Your objective: From the records, copy out word for word the stretch of lines from the one containing "colorbar-tick-label: 0.2 <box>519" through the one containing "y-tick-label: 0 <box>29 126 36 140</box>", with both of those lines included.

— Begin Record list —

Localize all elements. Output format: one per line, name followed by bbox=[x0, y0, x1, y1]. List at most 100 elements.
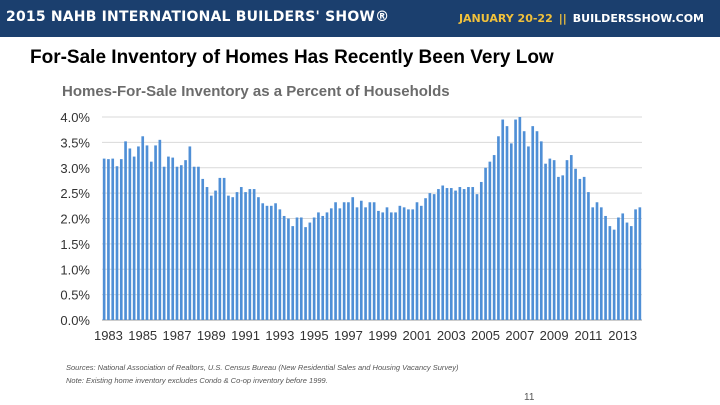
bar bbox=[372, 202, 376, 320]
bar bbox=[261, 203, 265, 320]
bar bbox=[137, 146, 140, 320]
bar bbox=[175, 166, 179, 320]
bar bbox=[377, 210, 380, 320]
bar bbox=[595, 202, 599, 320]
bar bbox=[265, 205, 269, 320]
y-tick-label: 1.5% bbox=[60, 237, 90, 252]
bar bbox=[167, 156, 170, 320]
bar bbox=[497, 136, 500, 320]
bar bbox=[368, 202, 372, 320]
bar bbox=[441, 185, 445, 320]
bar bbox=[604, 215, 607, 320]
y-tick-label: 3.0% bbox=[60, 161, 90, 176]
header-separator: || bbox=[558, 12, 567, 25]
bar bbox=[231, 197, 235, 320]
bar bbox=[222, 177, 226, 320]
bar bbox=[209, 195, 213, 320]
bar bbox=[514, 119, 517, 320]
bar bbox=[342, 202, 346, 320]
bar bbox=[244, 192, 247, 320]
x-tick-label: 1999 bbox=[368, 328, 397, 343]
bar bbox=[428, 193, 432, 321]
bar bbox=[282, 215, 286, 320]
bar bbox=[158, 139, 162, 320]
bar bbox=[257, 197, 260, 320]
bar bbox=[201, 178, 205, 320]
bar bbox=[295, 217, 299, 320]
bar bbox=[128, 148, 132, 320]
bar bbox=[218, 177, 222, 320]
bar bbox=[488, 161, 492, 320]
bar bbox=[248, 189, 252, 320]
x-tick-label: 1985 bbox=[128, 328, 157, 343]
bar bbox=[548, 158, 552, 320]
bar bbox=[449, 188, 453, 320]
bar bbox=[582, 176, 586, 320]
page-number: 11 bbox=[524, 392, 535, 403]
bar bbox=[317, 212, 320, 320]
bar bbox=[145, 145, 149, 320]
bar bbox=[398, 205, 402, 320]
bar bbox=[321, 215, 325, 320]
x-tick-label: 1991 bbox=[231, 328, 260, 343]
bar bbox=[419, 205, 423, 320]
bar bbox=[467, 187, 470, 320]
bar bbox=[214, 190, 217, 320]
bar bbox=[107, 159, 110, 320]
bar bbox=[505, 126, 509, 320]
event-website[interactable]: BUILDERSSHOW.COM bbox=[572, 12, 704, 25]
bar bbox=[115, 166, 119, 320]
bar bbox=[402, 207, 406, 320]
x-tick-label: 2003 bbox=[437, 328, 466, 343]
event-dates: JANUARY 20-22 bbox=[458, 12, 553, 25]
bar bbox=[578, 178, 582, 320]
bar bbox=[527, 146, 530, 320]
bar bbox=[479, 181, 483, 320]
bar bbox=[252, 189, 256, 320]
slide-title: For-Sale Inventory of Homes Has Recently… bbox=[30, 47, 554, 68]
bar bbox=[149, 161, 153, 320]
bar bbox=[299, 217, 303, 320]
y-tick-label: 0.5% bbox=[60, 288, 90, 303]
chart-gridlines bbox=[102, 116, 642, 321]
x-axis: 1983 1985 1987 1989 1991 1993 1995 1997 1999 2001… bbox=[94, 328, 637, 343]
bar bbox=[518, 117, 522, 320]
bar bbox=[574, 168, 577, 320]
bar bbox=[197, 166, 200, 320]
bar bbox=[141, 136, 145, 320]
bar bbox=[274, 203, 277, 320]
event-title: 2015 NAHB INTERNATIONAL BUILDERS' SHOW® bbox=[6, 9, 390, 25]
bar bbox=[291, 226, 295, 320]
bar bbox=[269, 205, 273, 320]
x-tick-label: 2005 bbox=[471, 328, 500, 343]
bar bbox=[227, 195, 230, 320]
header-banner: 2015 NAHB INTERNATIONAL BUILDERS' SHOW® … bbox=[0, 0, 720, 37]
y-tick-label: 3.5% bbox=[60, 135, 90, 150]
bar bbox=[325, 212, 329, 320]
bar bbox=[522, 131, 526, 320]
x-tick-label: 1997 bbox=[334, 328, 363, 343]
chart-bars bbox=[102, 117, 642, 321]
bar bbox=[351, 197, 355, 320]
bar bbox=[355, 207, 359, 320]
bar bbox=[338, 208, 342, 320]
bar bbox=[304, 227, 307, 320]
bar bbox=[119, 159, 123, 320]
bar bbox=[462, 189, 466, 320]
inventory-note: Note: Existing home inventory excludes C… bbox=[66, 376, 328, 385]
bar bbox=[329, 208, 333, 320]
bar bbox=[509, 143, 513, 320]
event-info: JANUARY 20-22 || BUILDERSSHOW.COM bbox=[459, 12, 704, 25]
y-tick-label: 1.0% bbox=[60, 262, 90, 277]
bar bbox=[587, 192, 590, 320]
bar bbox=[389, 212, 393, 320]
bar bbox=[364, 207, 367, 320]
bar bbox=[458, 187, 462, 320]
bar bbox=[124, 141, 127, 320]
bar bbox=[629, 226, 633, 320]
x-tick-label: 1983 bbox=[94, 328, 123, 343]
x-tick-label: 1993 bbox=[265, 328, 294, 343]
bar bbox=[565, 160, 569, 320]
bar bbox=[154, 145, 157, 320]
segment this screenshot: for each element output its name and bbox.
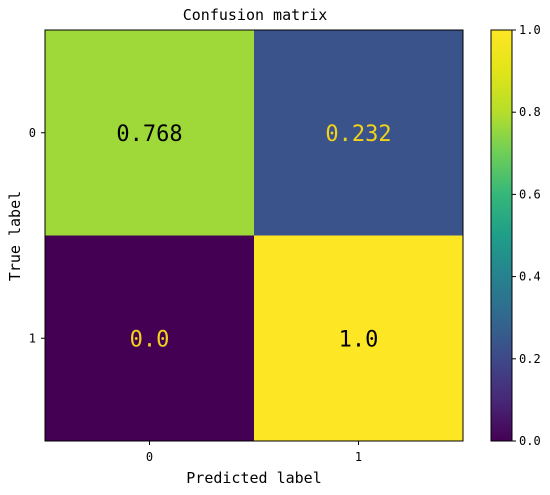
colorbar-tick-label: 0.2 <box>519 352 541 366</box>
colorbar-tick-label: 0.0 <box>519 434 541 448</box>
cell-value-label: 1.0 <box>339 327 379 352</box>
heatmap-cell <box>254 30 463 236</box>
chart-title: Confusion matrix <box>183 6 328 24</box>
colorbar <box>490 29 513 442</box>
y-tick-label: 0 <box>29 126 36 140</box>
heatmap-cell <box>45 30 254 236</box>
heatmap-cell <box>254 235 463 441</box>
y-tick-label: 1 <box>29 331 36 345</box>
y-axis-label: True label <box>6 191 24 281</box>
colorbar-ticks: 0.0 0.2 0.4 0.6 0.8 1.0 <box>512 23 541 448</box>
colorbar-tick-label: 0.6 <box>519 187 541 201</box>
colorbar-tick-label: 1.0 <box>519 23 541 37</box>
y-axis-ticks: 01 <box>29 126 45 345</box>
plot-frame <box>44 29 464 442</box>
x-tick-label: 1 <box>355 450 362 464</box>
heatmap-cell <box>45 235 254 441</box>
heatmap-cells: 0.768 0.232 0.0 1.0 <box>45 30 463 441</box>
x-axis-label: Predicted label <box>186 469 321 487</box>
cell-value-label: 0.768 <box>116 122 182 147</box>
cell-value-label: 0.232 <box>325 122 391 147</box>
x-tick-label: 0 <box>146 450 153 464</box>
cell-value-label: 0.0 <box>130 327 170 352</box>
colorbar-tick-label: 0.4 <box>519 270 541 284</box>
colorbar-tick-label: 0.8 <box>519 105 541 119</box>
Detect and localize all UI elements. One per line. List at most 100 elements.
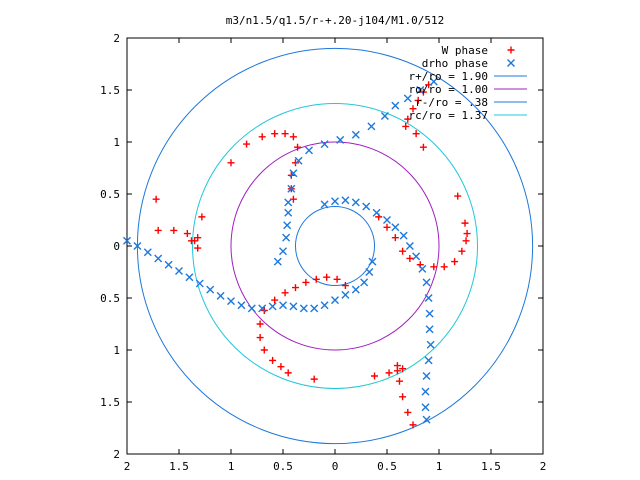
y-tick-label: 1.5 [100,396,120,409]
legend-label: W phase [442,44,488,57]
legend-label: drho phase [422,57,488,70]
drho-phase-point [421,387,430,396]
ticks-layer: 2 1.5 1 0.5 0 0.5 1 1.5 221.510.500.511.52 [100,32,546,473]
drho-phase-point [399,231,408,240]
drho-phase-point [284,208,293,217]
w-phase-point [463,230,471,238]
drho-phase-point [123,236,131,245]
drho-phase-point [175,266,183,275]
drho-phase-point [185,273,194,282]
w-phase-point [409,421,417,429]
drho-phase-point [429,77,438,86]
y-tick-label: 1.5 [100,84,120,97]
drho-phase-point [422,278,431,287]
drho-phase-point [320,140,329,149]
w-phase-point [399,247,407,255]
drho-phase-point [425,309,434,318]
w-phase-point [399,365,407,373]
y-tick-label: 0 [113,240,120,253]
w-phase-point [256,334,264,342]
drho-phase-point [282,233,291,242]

— End Record list —

Answer to this exercise:
colorbar-tick-label: 0.2 <box>519 352 541 366</box>
colorbar-tick-label: 0.0 <box>519 434 541 448</box>
cell-value-label: 1.0 <box>339 327 379 352</box>
heatmap-cell <box>254 30 463 236</box>
chart-title: Confusion matrix <box>183 6 328 24</box>
colorbar <box>490 29 513 442</box>
y-tick-label: 0 <box>29 126 36 140</box>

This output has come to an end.